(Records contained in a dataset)

━━━━━━

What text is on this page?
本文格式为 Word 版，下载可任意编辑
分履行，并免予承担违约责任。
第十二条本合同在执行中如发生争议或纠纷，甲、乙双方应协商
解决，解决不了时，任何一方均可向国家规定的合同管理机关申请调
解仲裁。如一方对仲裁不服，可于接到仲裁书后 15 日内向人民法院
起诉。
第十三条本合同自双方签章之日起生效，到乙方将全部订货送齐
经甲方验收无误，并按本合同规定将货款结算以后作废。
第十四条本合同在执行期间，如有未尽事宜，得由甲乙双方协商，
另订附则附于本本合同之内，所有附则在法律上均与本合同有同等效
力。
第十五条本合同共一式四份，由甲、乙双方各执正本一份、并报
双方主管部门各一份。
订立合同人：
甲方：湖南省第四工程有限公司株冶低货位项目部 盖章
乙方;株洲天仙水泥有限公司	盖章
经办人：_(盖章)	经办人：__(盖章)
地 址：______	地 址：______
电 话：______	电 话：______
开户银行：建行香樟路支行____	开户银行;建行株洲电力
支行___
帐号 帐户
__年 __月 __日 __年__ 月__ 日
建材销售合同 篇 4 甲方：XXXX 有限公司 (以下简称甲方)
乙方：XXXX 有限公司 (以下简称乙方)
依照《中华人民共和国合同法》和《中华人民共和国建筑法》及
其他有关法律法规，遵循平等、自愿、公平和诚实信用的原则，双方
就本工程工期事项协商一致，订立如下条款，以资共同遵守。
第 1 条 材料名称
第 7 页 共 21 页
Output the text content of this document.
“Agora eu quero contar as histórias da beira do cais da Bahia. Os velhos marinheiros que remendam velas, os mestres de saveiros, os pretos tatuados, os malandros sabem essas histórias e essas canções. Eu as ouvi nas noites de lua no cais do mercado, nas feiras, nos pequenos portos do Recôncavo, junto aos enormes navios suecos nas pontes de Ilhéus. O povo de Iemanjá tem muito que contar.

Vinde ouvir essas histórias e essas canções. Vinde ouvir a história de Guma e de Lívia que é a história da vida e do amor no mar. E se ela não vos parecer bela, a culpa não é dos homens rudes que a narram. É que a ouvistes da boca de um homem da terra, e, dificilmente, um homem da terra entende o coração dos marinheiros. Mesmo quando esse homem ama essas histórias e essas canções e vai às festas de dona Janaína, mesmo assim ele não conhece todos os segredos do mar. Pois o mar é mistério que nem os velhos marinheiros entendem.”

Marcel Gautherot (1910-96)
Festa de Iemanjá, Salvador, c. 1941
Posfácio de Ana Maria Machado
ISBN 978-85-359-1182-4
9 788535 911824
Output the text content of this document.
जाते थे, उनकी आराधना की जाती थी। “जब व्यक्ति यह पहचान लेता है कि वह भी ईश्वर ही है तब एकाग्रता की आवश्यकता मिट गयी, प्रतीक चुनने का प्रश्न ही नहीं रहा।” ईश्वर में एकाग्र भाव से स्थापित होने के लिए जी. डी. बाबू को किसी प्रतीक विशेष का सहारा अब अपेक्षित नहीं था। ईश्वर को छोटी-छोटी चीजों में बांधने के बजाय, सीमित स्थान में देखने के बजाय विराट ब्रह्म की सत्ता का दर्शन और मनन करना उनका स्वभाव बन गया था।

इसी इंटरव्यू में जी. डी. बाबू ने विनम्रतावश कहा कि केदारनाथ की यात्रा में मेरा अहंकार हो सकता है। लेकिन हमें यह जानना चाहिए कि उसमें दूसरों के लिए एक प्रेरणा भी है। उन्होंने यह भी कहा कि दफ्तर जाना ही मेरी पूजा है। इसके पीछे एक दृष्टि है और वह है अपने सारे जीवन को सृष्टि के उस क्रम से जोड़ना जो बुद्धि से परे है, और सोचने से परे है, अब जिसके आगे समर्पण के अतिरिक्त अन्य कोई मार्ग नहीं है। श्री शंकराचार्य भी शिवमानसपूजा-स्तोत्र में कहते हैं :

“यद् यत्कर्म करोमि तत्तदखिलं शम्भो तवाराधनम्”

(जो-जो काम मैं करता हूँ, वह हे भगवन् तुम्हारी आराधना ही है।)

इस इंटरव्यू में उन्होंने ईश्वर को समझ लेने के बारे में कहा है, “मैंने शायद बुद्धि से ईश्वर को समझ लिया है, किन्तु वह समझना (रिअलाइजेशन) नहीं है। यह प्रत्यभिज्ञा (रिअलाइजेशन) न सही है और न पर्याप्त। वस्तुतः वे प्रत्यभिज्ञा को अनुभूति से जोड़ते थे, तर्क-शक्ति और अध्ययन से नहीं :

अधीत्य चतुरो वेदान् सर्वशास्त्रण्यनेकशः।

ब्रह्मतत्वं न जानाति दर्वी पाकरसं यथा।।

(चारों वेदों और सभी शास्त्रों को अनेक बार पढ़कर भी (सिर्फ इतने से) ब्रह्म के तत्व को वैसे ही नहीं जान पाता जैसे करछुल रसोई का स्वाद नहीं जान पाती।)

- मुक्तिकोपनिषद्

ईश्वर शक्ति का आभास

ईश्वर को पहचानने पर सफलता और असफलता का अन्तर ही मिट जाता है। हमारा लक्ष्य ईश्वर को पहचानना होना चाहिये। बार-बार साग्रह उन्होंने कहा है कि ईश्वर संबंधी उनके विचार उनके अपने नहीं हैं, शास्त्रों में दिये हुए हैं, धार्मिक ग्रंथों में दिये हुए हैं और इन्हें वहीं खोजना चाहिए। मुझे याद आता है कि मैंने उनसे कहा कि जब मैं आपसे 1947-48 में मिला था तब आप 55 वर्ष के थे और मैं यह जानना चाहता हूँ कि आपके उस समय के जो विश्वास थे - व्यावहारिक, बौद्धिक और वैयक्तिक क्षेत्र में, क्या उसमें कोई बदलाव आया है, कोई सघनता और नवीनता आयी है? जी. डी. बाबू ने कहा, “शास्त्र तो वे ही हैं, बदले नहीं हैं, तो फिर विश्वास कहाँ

━━━━━━

■ Written problem:
Copy every line of the material in which the word "XXXX" occurs.

■ Finished exercise:
建材销售合同 篇 4 甲方：XXXX 有限公司 (以下简称甲方)
乙方：XXXX 有限公司 (以下简称乙方)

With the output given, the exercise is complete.